Given instruction:
Sift the listing for lines that hold the string "condition" and pull them out.

Data supplied:
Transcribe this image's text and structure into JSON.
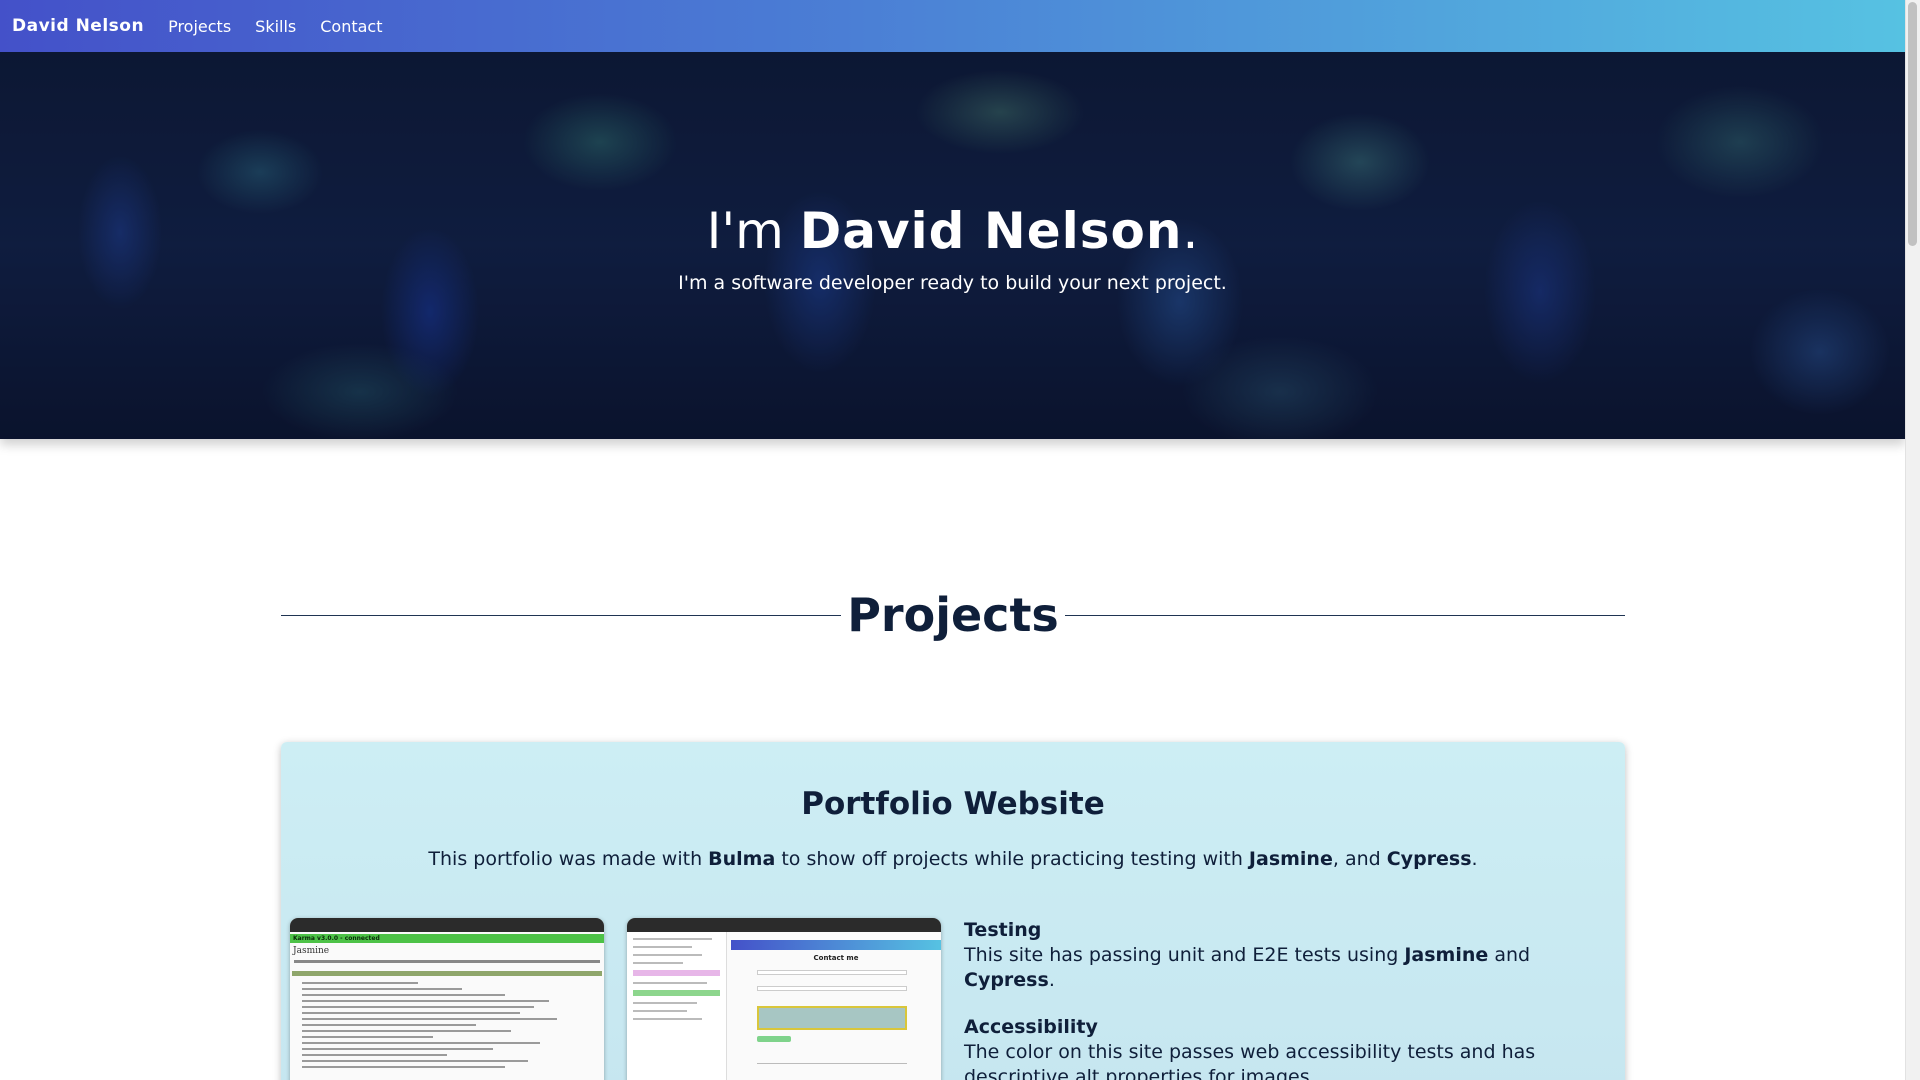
{
  "navbar": {
    "brand": "David Nelson",
    "links": [
      "Projects",
      "Skills",
      "Contact"
    ]
  },
  "hero": {
    "prefix": "I'm ",
    "name": "David Nelson",
    "suffix": ".",
    "subtitle": "I'm a software developer ready to build your next project."
  },
  "projects_section": {
    "title": "Projects"
  },
  "project": {
    "title": "Portfolio Website",
    "desc": {
      "p1": "This portfolio was made with ",
      "b1": "Bulma",
      "p2": " to show off projects while practicing testing with ",
      "b2": "Jasmine",
      "p3": ", and ",
      "b3": "Cypress",
      "p4": "."
    },
    "screenshot1": {
      "header": "Karma v3.0.0 - connected",
      "title": "Jasmine"
    },
    "screenshot2": {
      "title": "Contact me"
    },
    "features": {
      "testing": {
        "title": "Testing",
        "p1": "This site has passing unit and E2E tests using ",
        "b1": "Jasmine",
        "p2": " and ",
        "b2": "Cypress",
        "p3": "."
      },
      "accessibility": {
        "title": "Accessibility",
        "text": "The color on this site passes web accessibility tests and has descriptive alt properties for images."
      }
    }
  },
  "colors": {
    "navbar_start": "#4451c9",
    "navbar_end": "#56c2e2",
    "text_dark": "#0f1f3a",
    "card_bg": "#cdeef4"
  }
}
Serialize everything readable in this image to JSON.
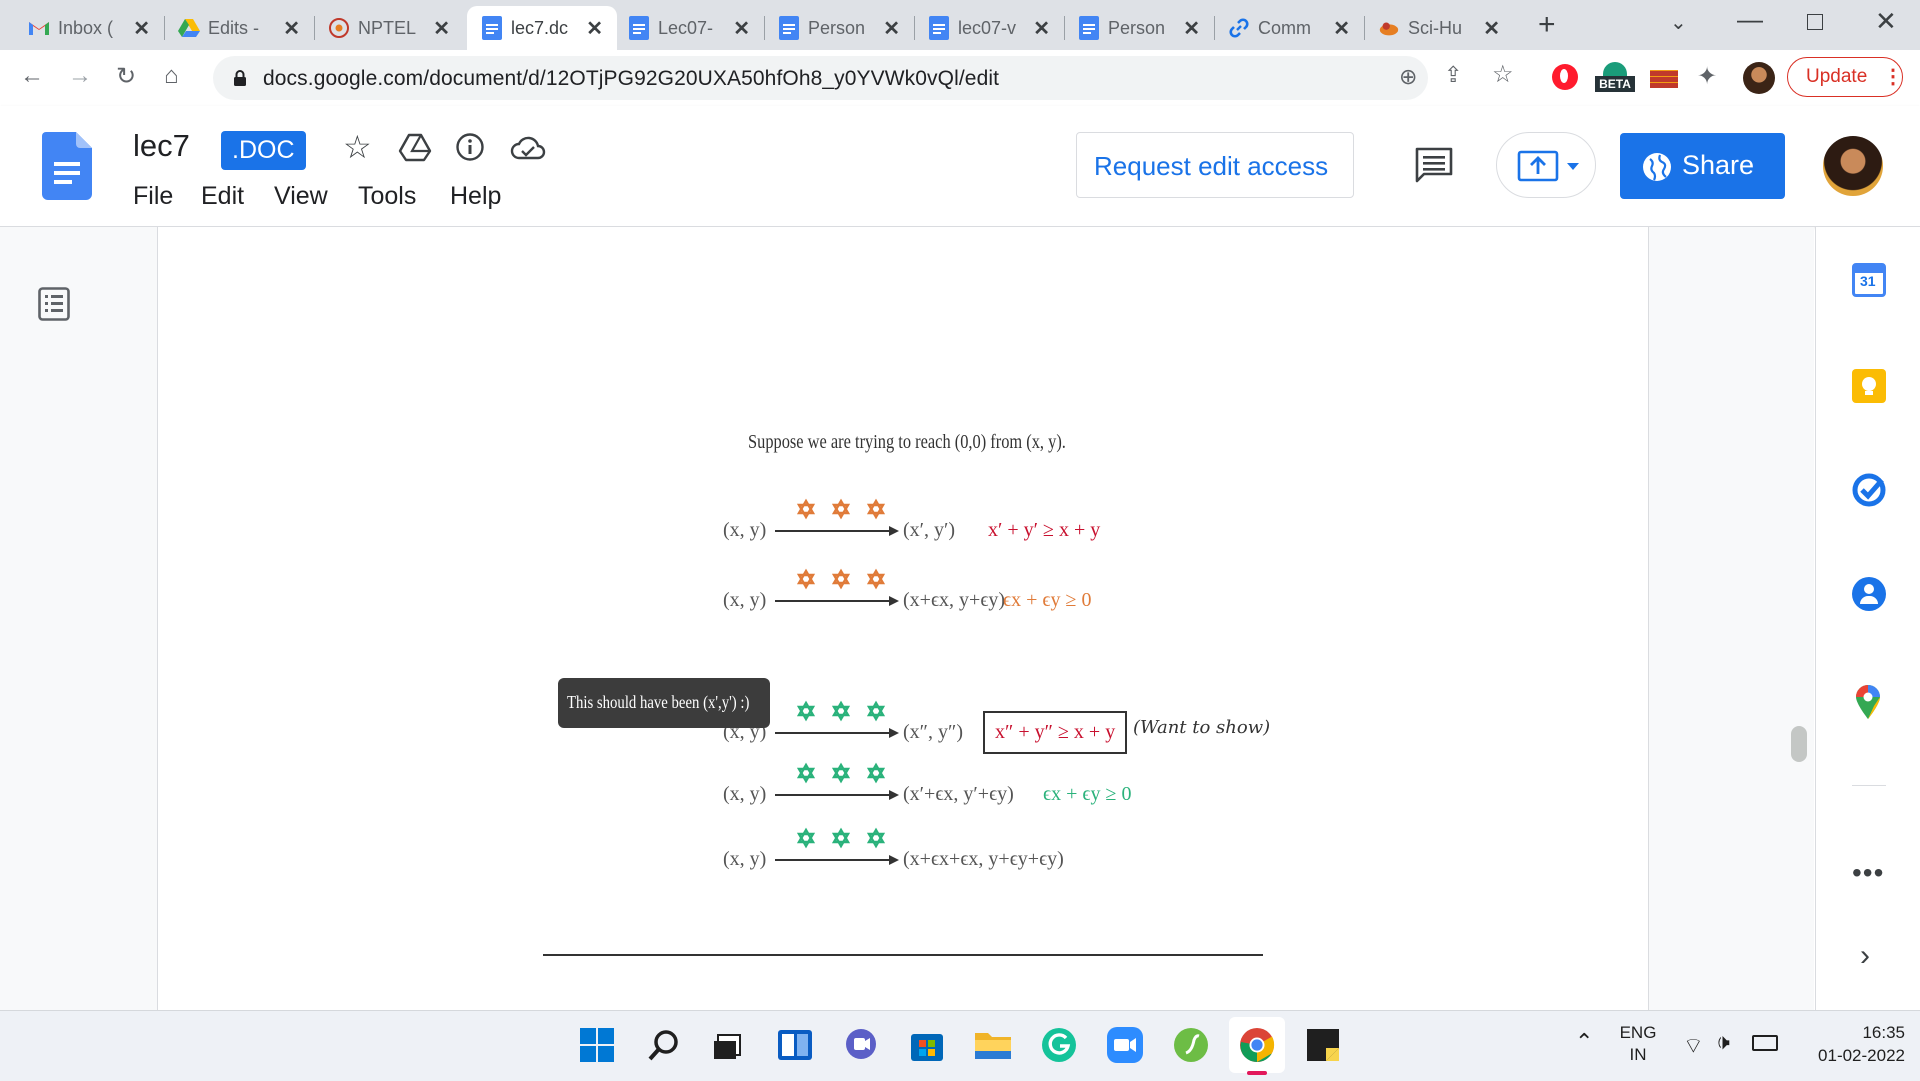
{
  "browser": {
    "tabs": [
      {
        "title": "Inbox (",
        "icon": "gmail-icon"
      },
      {
        "title": "Edits -",
        "icon": "google-drive-icon"
      },
      {
        "title": "NPTEL",
        "icon": "nptel-icon"
      },
      {
        "title": "lec7.dc",
        "icon": "google-docs-icon",
        "active": true
      },
      {
        "title": "Lec07-",
        "icon": "google-docs-icon"
      },
      {
        "title": "Person",
        "icon": "google-docs-icon"
      },
      {
        "title": "lec07-v",
        "icon": "google-docs-icon"
      },
      {
        "title": "Person",
        "icon": "google-docs-icon"
      },
      {
        "title": "Comm",
        "icon": "link-icon"
      },
      {
        "title": "Sci-Hu",
        "icon": "scihub-icon"
      }
    ],
    "url": "docs.google.com/document/d/12OTjPG92G20UXA50hfOh8_y0YVWk0vQl/edit",
    "beta_label": "BETA",
    "update_label": "Update"
  },
  "docs": {
    "title": "lec7",
    "file_badge": ".DOC",
    "menu": [
      "File",
      "Edit",
      "View",
      "Tools",
      "Help"
    ],
    "request_edit_label": "Request edit access",
    "share_label": "Share",
    "calendar_day": "31"
  },
  "slide": {
    "intro": "Suppose we are trying to reach (0,0) from (x, y).",
    "comment": "This should have been (x',y') :)",
    "rows": [
      {
        "from": "(x, y)",
        "to": "(x′, y′)",
        "condition": "x′ + y′ ≥ x + y",
        "star_color": "#e07b39",
        "cond_color": "#c8102e"
      },
      {
        "from": "(x, y)",
        "to": "(x+ϵx, y+ϵy)",
        "condition": "ϵx + ϵy ≥ 0",
        "star_color": "#e07b39",
        "cond_color": "#e07b39"
      },
      {
        "from": "(x, y)",
        "to": "(x″, y″)",
        "condition": "x″ + y″ ≥ x + y",
        "note": "(Want to show)",
        "star_color": "#2ab27b",
        "cond_color": "#c8102e"
      },
      {
        "from": "(x, y)",
        "to": "(x′+ϵx, y′+ϵy)",
        "condition": "ϵx + ϵy ≥ 0",
        "star_color": "#2ab27b",
        "cond_color": "#2ab27b"
      },
      {
        "from": "(x, y)",
        "to": "(x+ϵx+ϵx, y+ϵy+ϵy)",
        "condition": "",
        "star_color": "#2ab27b",
        "cond_color": "#2ab27b"
      }
    ]
  },
  "taskbar": {
    "lang_1": "ENG",
    "lang_2": "IN",
    "time": "16:35",
    "date": "01-02-2022"
  }
}
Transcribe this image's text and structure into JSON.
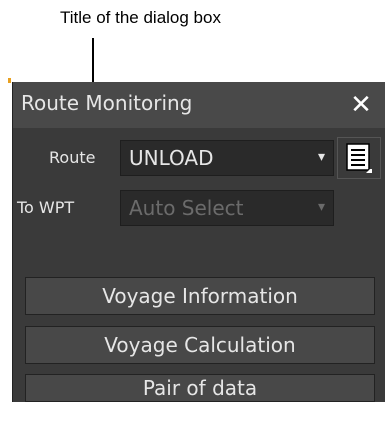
{
  "annotation": {
    "text": "Title of the dialog box"
  },
  "dialog": {
    "title": "Route Monitoring",
    "close_label": "✕",
    "route": {
      "label": "Route",
      "value": "UNLOAD",
      "arrow": "▾"
    },
    "to_wpt": {
      "label": "To WPT",
      "value": "Auto Select",
      "arrow": "▾"
    },
    "buttons": [
      {
        "label": "Voyage Information"
      },
      {
        "label": "Voyage Calculation"
      },
      {
        "label": "Pair of data"
      }
    ]
  },
  "icons": {
    "close": "close-icon",
    "list": "list-icon",
    "dropdown": "chevron-down-icon"
  },
  "colors": {
    "dialog_bg": "#3a3a3a",
    "titlebar_bg": "#494949",
    "text": "#e6e6e6",
    "disabled_text": "#6b6b6b",
    "button_bg": "#484848"
  }
}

Result below:
        "condition": "x′ + y′ ≥ x + y",
        "condition": "ϵx + ϵy ≥ 0",
        "condition": "x″ + y″ ≥ x + y",
        "condition": "ϵx + ϵy ≥ 0",
        "condition": "",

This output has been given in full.